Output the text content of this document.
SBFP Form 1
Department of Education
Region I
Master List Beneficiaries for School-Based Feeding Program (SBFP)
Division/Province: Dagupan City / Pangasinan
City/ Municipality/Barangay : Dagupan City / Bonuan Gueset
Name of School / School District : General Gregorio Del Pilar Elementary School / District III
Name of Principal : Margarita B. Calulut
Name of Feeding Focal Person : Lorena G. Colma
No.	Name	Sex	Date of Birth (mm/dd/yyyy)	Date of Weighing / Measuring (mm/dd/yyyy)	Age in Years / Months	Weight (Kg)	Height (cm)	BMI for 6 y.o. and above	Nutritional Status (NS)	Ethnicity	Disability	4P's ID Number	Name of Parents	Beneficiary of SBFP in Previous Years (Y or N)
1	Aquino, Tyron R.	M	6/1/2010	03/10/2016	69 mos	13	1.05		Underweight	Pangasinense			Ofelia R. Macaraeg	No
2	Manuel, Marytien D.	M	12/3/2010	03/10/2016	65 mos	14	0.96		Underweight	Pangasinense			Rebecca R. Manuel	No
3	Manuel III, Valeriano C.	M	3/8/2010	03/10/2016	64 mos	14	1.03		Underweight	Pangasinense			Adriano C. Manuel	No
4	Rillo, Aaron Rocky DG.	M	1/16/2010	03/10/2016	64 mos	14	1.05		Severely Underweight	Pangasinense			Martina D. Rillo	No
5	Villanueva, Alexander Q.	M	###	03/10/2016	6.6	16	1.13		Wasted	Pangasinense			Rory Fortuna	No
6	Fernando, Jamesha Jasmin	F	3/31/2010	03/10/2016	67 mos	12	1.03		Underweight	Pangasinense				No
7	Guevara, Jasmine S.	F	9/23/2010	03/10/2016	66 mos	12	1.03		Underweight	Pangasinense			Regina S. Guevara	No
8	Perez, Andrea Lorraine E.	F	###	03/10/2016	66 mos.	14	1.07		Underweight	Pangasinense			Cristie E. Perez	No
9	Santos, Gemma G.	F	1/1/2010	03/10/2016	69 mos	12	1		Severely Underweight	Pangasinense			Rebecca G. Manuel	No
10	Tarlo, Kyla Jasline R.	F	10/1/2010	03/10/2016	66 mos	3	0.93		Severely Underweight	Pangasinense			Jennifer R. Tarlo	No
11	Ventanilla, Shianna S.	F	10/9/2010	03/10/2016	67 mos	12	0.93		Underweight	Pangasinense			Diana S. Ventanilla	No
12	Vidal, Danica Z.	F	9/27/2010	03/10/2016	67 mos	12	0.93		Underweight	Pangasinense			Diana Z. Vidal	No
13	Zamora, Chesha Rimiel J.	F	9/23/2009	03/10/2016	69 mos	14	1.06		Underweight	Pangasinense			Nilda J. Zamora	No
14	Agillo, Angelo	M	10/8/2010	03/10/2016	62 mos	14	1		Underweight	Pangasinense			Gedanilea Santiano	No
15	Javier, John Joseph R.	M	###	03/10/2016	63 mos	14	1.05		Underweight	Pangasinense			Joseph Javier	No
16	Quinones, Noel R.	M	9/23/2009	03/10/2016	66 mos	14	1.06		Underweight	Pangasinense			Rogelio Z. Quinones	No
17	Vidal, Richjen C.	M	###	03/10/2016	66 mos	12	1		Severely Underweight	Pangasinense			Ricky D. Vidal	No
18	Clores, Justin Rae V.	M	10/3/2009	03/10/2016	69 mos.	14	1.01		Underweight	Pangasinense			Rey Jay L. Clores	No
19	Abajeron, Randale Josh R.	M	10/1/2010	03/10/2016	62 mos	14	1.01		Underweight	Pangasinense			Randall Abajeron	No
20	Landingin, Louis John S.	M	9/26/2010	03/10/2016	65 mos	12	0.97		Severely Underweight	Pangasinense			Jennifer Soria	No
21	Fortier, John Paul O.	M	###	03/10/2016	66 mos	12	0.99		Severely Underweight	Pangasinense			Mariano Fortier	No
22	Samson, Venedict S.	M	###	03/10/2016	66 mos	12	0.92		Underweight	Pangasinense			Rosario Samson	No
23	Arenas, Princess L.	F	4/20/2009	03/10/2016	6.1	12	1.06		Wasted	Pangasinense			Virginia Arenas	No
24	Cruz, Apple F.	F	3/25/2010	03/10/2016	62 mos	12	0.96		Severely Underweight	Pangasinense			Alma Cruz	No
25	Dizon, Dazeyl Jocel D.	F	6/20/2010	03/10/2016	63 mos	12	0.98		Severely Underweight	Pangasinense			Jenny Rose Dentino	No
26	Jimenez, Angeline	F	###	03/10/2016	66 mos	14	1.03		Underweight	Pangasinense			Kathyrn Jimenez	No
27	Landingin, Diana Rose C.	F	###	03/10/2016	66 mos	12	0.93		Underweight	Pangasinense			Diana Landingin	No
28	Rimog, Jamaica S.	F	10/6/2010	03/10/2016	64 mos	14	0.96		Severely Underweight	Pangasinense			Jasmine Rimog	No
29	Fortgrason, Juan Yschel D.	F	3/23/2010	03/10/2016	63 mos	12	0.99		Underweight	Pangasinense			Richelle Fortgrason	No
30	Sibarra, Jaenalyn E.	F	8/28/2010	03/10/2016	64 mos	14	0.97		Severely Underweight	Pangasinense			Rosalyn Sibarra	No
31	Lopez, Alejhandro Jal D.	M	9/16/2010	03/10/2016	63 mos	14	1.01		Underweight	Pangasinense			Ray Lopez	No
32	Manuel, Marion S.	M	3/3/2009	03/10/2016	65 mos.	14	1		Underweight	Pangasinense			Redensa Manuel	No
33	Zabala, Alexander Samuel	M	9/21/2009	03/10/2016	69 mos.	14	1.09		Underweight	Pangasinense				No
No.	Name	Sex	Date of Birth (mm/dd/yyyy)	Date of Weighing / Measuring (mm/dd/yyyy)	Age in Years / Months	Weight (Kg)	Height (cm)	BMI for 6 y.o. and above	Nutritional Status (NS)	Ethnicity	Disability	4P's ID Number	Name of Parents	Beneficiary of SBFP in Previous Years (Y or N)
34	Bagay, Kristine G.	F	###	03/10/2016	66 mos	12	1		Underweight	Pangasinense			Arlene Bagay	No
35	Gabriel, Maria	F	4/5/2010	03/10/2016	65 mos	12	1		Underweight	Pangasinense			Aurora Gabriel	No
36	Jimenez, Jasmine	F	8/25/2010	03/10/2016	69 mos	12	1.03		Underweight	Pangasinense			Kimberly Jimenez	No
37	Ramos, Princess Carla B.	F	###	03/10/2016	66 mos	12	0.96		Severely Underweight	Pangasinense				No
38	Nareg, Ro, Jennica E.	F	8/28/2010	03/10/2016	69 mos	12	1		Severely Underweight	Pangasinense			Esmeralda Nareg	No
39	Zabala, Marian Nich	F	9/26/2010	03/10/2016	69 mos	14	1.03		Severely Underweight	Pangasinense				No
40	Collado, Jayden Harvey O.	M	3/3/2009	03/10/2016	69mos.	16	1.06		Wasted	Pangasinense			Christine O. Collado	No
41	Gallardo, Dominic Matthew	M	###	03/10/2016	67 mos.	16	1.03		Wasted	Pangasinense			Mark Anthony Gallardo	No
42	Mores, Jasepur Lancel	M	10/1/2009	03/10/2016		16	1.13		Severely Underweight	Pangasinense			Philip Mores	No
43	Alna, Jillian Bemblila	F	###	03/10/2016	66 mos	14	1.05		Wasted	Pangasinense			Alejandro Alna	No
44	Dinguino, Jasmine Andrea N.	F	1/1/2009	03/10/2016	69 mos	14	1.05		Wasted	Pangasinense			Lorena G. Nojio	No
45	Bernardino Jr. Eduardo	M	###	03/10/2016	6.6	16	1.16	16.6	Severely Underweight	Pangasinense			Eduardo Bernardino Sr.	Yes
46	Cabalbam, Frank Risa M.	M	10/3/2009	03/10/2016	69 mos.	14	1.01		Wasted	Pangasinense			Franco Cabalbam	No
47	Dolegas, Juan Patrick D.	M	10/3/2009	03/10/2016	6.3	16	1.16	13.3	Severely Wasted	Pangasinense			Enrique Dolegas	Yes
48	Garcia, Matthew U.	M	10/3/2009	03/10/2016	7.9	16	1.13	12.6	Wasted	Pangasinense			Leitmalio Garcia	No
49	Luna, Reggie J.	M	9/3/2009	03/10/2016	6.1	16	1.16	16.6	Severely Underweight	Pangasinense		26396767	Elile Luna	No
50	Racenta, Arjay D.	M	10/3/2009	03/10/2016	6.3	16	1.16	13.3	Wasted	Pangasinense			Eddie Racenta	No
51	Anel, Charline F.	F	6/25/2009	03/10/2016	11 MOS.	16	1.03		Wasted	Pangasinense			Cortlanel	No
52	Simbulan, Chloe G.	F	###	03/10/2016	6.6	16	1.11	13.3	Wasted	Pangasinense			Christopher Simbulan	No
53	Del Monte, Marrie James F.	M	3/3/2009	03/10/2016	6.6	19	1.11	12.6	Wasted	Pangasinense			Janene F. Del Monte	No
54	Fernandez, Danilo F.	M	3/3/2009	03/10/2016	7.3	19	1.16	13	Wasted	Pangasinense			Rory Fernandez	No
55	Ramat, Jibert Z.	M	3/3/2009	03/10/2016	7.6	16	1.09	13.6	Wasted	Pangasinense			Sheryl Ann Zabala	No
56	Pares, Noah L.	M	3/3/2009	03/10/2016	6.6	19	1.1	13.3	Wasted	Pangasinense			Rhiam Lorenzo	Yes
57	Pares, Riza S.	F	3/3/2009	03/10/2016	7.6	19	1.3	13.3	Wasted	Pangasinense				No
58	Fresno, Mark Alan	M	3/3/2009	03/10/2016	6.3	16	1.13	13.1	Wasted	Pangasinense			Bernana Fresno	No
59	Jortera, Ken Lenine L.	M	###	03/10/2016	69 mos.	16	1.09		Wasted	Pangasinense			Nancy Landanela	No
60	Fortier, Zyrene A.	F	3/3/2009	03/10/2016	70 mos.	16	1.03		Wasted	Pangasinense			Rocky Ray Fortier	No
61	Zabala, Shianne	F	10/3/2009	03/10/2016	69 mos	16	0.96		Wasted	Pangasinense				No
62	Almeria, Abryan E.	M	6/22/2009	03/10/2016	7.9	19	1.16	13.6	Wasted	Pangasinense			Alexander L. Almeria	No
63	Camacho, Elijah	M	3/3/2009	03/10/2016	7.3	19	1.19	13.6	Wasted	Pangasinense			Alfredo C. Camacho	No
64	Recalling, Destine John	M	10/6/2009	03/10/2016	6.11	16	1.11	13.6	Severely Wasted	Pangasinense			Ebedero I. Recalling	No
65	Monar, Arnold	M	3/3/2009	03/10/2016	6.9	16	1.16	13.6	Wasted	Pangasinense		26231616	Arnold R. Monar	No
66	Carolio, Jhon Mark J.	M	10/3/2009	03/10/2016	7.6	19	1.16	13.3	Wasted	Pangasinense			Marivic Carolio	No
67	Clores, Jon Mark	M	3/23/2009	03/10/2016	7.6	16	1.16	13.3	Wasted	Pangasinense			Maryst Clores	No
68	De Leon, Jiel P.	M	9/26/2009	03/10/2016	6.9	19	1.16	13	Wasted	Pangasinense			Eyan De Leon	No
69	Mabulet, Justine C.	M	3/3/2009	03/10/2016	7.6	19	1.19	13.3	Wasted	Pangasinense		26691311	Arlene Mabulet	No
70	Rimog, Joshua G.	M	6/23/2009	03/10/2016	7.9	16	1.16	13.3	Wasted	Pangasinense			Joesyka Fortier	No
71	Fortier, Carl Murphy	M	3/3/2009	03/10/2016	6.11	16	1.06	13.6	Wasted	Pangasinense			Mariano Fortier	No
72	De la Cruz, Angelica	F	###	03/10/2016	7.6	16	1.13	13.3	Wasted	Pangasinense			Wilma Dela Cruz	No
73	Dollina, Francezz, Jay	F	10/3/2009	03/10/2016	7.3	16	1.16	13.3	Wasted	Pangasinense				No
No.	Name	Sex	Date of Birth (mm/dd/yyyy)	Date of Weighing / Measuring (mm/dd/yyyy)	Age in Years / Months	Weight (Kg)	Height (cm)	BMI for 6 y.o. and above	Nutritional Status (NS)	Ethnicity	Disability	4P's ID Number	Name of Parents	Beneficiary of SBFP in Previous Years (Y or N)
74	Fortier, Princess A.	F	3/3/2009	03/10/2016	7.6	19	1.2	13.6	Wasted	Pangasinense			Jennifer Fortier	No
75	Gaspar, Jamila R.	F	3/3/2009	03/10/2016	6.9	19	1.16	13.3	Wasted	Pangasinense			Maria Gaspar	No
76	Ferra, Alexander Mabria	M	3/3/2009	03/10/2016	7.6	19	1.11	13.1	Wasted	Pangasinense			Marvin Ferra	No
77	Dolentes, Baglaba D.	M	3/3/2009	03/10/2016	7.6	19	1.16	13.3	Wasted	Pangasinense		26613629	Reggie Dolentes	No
——————————
_Instruction_
List every line above containing the word "John".

_Exercise response_
15	Javier, John Joseph R.	M	###	03/10/2016	63 mos	14	1.05		Underweight	Pangasinense			Joseph Javier	No
20	Landingin, Louis John S.	M	9/26/2010	03/10/2016	65 mos	12	0.97		Severely Underweight	Pangasinense			Jennifer Soria	No
21	Fortier, John Paul O.	M	###	03/10/2016	66 mos	12	0.99		Severely Underweight	Pangasinense			Mariano Fortier	No
64	Recalling, Destine John	M	10/6/2009	03/10/2016	6.11	16	1.11	13.6	Severely Wasted	Pangasinense			Ebedero I. Recalling	No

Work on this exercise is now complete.